> [Task directions] Pick out every line of the entries below where "Gamma" occurs, and copy those lines.

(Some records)
..............................

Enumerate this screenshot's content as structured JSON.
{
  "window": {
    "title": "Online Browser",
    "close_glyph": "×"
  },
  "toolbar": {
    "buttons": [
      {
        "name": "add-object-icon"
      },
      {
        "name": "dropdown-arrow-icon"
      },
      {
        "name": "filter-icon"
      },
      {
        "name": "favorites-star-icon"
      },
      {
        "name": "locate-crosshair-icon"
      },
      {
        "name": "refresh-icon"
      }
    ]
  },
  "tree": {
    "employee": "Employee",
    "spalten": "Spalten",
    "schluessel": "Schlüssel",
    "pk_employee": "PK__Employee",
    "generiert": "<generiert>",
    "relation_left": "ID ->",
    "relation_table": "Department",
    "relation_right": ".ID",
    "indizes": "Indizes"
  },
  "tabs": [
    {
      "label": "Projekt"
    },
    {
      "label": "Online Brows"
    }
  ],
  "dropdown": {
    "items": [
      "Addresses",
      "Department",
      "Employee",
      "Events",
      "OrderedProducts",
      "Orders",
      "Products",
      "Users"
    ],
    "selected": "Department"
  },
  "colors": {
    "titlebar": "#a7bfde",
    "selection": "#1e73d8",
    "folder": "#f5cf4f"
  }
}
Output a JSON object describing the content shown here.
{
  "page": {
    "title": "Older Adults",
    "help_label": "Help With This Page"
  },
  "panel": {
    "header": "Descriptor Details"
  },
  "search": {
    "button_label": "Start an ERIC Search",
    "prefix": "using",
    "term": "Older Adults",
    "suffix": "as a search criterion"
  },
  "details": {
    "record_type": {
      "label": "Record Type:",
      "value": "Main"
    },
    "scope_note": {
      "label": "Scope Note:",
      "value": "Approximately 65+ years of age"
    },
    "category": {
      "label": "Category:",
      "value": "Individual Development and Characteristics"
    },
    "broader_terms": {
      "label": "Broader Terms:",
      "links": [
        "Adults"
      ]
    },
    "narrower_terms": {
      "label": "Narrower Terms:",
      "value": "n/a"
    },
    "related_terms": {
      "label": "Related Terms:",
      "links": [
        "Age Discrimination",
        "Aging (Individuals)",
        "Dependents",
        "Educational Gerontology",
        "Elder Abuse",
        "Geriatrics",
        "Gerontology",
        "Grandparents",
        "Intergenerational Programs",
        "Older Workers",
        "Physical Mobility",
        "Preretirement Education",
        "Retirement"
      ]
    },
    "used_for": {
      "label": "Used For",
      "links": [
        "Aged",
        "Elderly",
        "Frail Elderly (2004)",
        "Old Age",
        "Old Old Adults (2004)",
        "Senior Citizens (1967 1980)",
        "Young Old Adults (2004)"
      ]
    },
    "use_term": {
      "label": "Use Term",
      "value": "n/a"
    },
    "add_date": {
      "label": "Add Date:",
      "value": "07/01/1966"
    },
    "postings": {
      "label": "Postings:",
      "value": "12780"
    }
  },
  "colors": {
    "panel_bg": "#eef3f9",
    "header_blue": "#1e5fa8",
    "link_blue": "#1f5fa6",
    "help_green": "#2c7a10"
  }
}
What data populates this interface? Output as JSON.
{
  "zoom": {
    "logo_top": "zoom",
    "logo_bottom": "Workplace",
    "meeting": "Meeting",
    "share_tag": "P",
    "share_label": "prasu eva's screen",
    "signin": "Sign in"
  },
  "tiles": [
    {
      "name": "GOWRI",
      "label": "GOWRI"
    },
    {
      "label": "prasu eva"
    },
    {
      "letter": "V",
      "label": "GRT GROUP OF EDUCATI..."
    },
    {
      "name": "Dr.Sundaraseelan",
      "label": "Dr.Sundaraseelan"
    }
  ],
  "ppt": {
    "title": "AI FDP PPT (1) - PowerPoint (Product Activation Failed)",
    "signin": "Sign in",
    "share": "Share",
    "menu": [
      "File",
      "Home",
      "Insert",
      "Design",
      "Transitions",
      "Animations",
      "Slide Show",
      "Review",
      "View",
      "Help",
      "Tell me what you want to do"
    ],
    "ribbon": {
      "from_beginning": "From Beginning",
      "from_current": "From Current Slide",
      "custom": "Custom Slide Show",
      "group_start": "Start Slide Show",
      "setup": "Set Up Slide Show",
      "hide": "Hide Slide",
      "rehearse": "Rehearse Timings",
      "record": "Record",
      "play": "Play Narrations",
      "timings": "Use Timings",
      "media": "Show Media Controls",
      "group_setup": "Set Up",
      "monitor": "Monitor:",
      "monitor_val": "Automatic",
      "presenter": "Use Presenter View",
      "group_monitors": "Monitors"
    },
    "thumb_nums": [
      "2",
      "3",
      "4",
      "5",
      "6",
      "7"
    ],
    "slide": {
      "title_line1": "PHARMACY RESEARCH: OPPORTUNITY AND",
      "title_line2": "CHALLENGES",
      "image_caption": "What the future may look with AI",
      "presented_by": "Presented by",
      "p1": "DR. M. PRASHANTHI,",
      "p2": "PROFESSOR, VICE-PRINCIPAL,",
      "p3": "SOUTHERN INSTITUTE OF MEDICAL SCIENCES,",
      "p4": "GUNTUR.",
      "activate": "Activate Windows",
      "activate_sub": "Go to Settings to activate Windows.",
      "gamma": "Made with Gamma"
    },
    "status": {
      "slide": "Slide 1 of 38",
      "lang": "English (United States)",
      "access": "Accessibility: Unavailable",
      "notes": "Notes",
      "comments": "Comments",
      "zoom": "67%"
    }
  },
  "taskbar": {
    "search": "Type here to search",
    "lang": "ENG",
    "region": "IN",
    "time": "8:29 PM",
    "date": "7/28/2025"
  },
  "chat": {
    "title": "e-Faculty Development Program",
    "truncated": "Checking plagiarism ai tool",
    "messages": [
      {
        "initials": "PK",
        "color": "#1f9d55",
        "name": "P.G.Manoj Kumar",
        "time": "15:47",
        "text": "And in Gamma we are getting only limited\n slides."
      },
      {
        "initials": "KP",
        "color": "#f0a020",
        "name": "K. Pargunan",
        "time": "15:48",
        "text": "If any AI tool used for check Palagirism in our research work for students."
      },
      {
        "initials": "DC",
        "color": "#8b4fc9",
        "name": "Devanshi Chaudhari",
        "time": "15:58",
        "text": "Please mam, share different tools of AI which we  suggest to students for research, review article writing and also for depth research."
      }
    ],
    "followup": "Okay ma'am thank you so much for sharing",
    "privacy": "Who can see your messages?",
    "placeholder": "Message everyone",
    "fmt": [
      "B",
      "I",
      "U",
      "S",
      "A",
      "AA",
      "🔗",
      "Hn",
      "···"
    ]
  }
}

..............................

> [Task result]
      "gamma": "Made with Gamma"
        "text": "And in Gamma we are getting only limited\n slides."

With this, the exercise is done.